[What to do] Show each line that has the string "name" in it.

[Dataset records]
START

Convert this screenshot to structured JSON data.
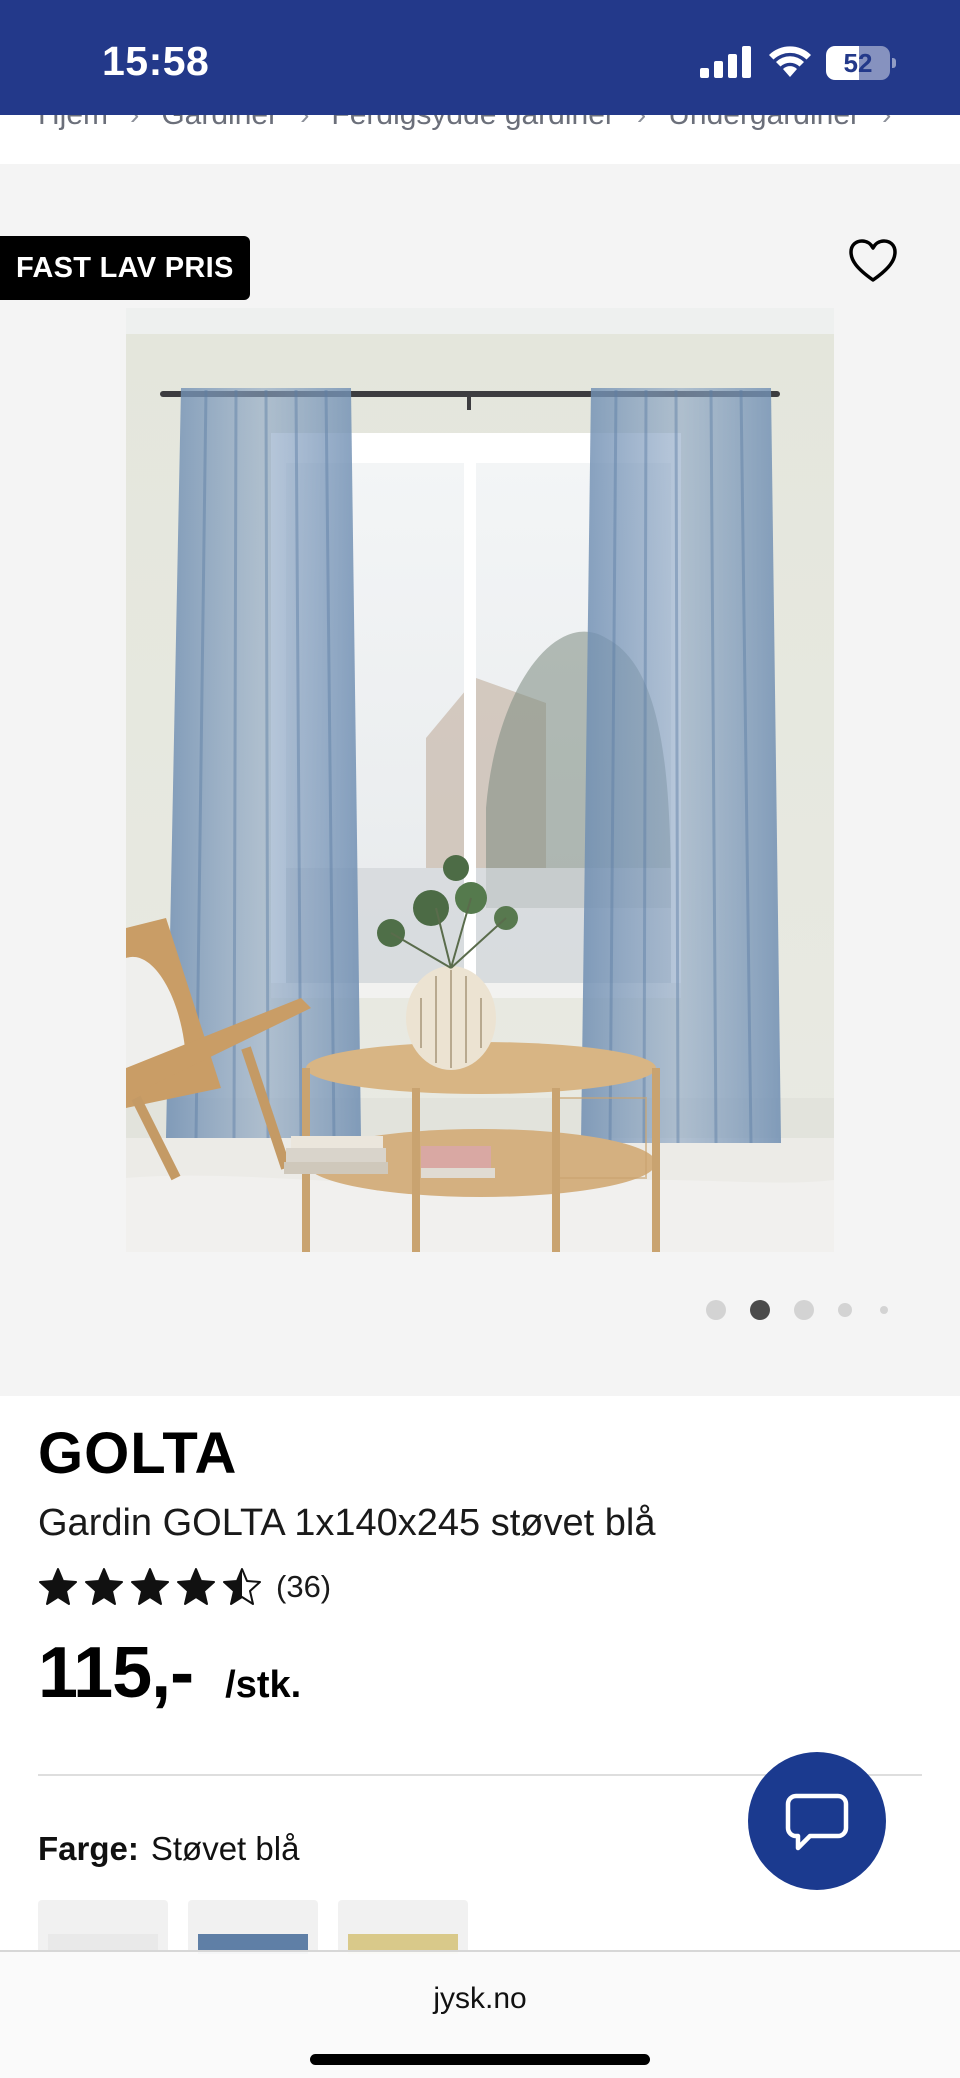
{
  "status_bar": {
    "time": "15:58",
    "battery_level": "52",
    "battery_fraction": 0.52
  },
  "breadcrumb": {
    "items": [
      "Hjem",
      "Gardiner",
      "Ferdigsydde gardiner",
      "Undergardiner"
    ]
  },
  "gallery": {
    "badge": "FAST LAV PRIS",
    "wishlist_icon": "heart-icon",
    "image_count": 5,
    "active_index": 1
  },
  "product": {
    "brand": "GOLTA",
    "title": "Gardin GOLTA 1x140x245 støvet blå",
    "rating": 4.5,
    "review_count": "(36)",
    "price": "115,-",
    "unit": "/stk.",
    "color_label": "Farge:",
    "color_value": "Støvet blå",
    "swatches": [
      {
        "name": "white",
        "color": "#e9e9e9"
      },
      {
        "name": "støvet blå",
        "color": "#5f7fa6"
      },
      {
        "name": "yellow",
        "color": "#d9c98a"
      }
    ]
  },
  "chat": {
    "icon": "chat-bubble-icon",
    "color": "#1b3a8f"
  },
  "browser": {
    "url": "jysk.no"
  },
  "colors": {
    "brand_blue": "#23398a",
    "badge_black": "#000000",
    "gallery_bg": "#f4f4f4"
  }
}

END

[Answer for this exercise]
        "name": "white",
        "name": "støvet blå",
        "name": "yellow",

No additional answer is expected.